# PROBLEM DESCRIPTION
Reproduce the records below verbatim, substituting "body-line" for every occurrence of "paragraph-line" and leaving everything else unchanged.
----
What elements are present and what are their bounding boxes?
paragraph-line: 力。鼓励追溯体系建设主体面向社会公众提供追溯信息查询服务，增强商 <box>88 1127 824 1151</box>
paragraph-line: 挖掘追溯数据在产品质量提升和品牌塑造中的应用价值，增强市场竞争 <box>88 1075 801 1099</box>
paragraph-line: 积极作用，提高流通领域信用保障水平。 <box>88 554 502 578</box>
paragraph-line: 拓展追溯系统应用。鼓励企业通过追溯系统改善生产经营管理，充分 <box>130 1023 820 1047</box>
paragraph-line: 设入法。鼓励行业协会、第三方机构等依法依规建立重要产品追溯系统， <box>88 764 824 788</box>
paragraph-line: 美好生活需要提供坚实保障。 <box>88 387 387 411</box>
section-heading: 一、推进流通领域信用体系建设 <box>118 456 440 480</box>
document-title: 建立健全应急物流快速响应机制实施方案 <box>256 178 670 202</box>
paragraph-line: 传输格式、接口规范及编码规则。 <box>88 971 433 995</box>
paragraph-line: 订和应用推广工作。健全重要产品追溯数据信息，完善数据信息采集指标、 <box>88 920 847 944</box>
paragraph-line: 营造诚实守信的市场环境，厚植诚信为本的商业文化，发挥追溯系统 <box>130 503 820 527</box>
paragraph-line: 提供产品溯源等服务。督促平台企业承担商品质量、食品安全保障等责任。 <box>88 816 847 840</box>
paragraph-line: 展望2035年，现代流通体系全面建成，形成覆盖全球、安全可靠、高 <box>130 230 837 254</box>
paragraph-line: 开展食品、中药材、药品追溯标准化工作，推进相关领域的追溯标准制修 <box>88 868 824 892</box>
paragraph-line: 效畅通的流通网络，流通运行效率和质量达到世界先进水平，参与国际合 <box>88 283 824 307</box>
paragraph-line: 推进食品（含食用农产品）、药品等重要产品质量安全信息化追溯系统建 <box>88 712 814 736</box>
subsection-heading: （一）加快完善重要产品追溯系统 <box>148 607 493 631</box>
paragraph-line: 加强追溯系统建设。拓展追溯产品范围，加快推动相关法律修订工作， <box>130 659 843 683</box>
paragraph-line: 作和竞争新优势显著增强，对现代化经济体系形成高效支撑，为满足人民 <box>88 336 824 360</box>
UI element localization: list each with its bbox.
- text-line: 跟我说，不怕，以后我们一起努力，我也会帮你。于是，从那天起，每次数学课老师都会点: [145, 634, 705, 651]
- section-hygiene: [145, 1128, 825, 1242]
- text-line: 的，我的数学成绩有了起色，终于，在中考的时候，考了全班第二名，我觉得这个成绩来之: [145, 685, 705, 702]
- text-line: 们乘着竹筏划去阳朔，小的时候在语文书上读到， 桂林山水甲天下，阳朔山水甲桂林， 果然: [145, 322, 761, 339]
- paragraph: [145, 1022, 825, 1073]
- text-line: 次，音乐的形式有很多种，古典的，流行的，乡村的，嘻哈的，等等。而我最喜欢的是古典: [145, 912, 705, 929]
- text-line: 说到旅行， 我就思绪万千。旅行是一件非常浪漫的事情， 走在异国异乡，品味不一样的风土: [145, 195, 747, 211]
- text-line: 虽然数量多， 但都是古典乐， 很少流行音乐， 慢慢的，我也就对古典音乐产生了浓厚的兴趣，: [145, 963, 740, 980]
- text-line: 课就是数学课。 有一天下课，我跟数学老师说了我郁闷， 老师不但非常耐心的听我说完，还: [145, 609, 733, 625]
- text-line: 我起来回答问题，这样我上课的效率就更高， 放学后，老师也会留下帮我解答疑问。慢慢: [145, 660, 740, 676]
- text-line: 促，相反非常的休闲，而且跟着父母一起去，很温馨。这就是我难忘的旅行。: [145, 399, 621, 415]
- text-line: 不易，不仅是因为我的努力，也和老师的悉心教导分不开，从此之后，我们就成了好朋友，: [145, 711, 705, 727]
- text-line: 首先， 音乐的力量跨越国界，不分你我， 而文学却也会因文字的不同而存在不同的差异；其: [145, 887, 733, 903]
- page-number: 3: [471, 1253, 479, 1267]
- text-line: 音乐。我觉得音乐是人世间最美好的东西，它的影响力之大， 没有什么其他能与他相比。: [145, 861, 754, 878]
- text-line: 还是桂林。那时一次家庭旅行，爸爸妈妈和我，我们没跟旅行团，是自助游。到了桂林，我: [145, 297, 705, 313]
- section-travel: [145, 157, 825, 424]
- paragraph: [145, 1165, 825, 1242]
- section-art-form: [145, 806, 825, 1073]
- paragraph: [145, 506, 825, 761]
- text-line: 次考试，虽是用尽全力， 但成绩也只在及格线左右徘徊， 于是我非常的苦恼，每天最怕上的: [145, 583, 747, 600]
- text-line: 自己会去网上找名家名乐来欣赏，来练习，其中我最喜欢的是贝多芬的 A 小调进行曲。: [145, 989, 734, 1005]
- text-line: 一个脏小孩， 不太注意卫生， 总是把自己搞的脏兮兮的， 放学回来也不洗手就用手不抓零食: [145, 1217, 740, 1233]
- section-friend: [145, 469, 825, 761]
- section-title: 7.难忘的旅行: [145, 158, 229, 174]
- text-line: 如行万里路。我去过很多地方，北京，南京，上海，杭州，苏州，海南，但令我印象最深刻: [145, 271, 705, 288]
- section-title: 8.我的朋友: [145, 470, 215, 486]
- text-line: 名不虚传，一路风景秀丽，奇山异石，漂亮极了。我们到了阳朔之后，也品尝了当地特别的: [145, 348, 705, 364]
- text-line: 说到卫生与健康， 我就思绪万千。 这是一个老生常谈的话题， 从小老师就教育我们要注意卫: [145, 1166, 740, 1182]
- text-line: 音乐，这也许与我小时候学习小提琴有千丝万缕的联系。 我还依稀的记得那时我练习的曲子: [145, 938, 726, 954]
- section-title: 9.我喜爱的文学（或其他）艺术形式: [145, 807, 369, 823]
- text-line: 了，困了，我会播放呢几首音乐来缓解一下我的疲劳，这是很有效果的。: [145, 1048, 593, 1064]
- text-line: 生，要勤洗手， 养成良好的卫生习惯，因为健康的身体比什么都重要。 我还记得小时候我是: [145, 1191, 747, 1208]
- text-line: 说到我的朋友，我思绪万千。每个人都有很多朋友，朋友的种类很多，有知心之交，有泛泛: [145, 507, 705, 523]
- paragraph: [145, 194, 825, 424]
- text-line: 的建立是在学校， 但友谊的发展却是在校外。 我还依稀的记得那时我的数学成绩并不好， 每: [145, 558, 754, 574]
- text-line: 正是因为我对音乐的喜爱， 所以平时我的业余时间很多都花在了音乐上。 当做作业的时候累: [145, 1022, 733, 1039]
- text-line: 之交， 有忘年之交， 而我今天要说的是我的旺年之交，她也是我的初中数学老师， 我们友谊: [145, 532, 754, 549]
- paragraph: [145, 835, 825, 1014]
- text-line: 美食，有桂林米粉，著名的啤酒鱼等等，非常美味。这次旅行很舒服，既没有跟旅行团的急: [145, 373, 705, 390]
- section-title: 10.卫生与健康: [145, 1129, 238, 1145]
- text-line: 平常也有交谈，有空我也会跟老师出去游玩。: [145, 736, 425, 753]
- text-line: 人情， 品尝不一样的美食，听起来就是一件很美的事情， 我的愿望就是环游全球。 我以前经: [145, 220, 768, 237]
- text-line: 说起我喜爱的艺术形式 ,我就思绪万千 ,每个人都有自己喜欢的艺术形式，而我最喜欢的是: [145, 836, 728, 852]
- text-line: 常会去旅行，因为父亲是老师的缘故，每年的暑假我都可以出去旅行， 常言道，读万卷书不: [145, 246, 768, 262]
----
# CORRECT ANSWER
What elements are present and what are their bounding boxes?
body-line: 力。鼓励追溯体系建设主体面向社会公众提供追溯信息查询服务，增强商 <box>88 1127 824 1151</box>
body-line: 挖掘追溯数据在产品质量提升和品牌塑造中的应用价值，增强市场竞争 <box>88 1075 801 1099</box>
body-line: 积极作用，提高流通领域信用保障水平。 <box>88 554 502 578</box>
body-line: 拓展追溯系统应用。鼓励企业通过追溯系统改善生产经营管理，充分 <box>130 1023 820 1047</box>
body-line: 设入法。鼓励行业协会、第三方机构等依法依规建立重要产品追溯系统， <box>88 764 824 788</box>
body-line: 美好生活需要提供坚实保障。 <box>88 387 387 411</box>
section-heading: 一、推进流通领域信用体系建设 <box>118 456 440 480</box>
document-title: 建立健全应急物流快速响应机制实施方案 <box>256 178 670 202</box>
body-line: 传输格式、接口规范及编码规则。 <box>88 971 433 995</box>
body-line: 订和应用推广工作。健全重要产品追溯数据信息，完善数据信息采集指标、 <box>88 920 847 944</box>
body-line: 营造诚实守信的市场环境，厚植诚信为本的商业文化，发挥追溯系统 <box>130 503 820 527</box>
body-line: 提供产品溯源等服务。督促平台企业承担商品质量、食品安全保障等责任。 <box>88 816 847 840</box>
body-line: 展望2035年，现代流通体系全面建成，形成覆盖全球、安全可靠、高 <box>130 230 837 254</box>
body-line: 开展食品、中药材、药品追溯标准化工作，推进相关领域的追溯标准制修 <box>88 868 824 892</box>
body-line: 效畅通的流通网络，流通运行效率和质量达到世界先进水平，参与国际合 <box>88 283 824 307</box>
body-line: 推进食品（含食用农产品）、药品等重要产品质量安全信息化追溯系统建 <box>88 712 814 736</box>
subsection-heading: （一）加快完善重要产品追溯系统 <box>148 607 493 631</box>
body-line: 加强追溯系统建设。拓展追溯产品范围，加快推动相关法律修订工作， <box>130 659 843 683</box>
body-line: 作和竞争新优势显著增强，对现代化经济体系形成高效支撑，为满足人民 <box>88 336 824 360</box>
UI element localization: list each with its bbox.
- text-line: 跟我说，不怕，以后我们一起努力，我也会帮你。于是，从那天起，每次数学课老师都会点: [145, 634, 705, 651]
- section-hygiene: [145, 1128, 825, 1242]
- text-line: 的，我的数学成绩有了起色，终于，在中考的时候，考了全班第二名，我觉得这个成绩来之: [145, 685, 705, 702]
- text-line: 们乘着竹筏划去阳朔，小的时候在语文书上读到， 桂林山水甲天下，阳朔山水甲桂林， 果然: [145, 322, 761, 339]
- paragraph: [145, 1022, 825, 1073]
- text-line: 次，音乐的形式有很多种，古典的，流行的，乡村的，嘻哈的，等等。而我最喜欢的是古典: [145, 912, 705, 929]
- text-line: 说到旅行， 我就思绪万千。旅行是一件非常浪漫的事情， 走在异国异乡，品味不一样的风土: [145, 195, 747, 211]
- text-line: 虽然数量多， 但都是古典乐， 很少流行音乐， 慢慢的，我也就对古典音乐产生了浓厚的兴趣，: [145, 963, 740, 980]
- text-line: 课就是数学课。 有一天下课，我跟数学老师说了我郁闷， 老师不但非常耐心的听我说完，还: [145, 609, 733, 625]
- text-line: 我起来回答问题，这样我上课的效率就更高， 放学后，老师也会留下帮我解答疑问。慢慢: [145, 660, 740, 676]
- text-line: 促，相反非常的休闲，而且跟着父母一起去，很温馨。这就是我难忘的旅行。: [145, 399, 621, 415]
- text-line: 不易，不仅是因为我的努力，也和老师的悉心教导分不开，从此之后，我们就成了好朋友，: [145, 711, 705, 727]
- text-line: 首先， 音乐的力量跨越国界，不分你我， 而文学却也会因文字的不同而存在不同的差异；其: [145, 887, 733, 903]
- page-number: 3: [471, 1253, 479, 1267]
- text-line: 音乐。我觉得音乐是人世间最美好的东西，它的影响力之大， 没有什么其他能与他相比。: [145, 861, 754, 878]
- text-line: 还是桂林。那时一次家庭旅行，爸爸妈妈和我，我们没跟旅行团，是自助游。到了桂林，我: [145, 297, 705, 313]
- section-travel: [145, 157, 825, 424]
- paragraph: [145, 1165, 825, 1242]
- section-art-form: [145, 806, 825, 1073]
- paragraph: [145, 506, 825, 761]
- text-line: 次考试，虽是用尽全力， 但成绩也只在及格线左右徘徊， 于是我非常的苦恼，每天最怕上的: [145, 583, 747, 600]
- text-line: 自己会去网上找名家名乐来欣赏，来练习，其中我最喜欢的是贝多芬的 A 小调进行曲。: [145, 989, 734, 1005]
- text-line: 一个脏小孩， 不太注意卫生， 总是把自己搞的脏兮兮的， 放学回来也不洗手就用手不抓零食: [145, 1217, 740, 1233]
- section-friend: [145, 469, 825, 761]
- section-title: 7.难忘的旅行: [145, 158, 229, 174]
- text-line: 如行万里路。我去过很多地方，北京，南京，上海，杭州，苏州，海南，但令我印象最深刻: [145, 271, 705, 288]
- section-title: 8.我的朋友: [145, 470, 215, 486]
- text-line: 名不虚传，一路风景秀丽，奇山异石，漂亮极了。我们到了阳朔之后，也品尝了当地特别的: [145, 348, 705, 364]
- text-line: 说到卫生与健康， 我就思绪万千。 这是一个老生常谈的话题， 从小老师就教育我们要注意卫: [145, 1166, 740, 1182]
- text-line: 音乐，这也许与我小时候学习小提琴有千丝万缕的联系。 我还依稀的记得那时我练习的曲子: [145, 938, 726, 954]
- section-title: 9.我喜爱的文学（或其他）艺术形式: [145, 807, 369, 823]
- text-line: 了，困了，我会播放呢几首音乐来缓解一下我的疲劳，这是很有效果的。: [145, 1048, 593, 1064]
- text-line: 生，要勤洗手， 养成良好的卫生习惯，因为健康的身体比什么都重要。 我还记得小时候我是: [145, 1191, 747, 1208]
- text-line: 说到我的朋友，我思绪万千。每个人都有很多朋友，朋友的种类很多，有知心之交，有泛泛: [145, 507, 705, 523]
- paragraph: [145, 194, 825, 424]
- text-line: 的建立是在学校， 但友谊的发展却是在校外。 我还依稀的记得那时我的数学成绩并不好， 每: [145, 558, 754, 574]
- text-line: 正是因为我对音乐的喜爱， 所以平时我的业余时间很多都花在了音乐上。 当做作业的时候累: [145, 1022, 733, 1039]
- text-line: 之交， 有忘年之交， 而我今天要说的是我的旺年之交，她也是我的初中数学老师， 我们友谊: [145, 532, 754, 549]
- paragraph: [145, 835, 825, 1014]
- text-line: 美食，有桂林米粉，著名的啤酒鱼等等，非常美味。这次旅行很舒服，既没有跟旅行团的急: [145, 373, 705, 390]
- section-title: 10.卫生与健康: [145, 1129, 238, 1145]
- text-line: 平常也有交谈，有空我也会跟老师出去游玩。: [145, 736, 425, 753]
- text-line: 人情， 品尝不一样的美食，听起来就是一件很美的事情， 我的愿望就是环游全球。 我以前经: [145, 220, 768, 237]
- text-line: 说起我喜爱的艺术形式 ,我就思绪万千 ,每个人都有自己喜欢的艺术形式，而我最喜欢的是: [145, 836, 728, 852]
- text-line: 常会去旅行，因为父亲是老师的缘故，每年的暑假我都可以出去旅行， 常言道，读万卷书不: [145, 246, 768, 262]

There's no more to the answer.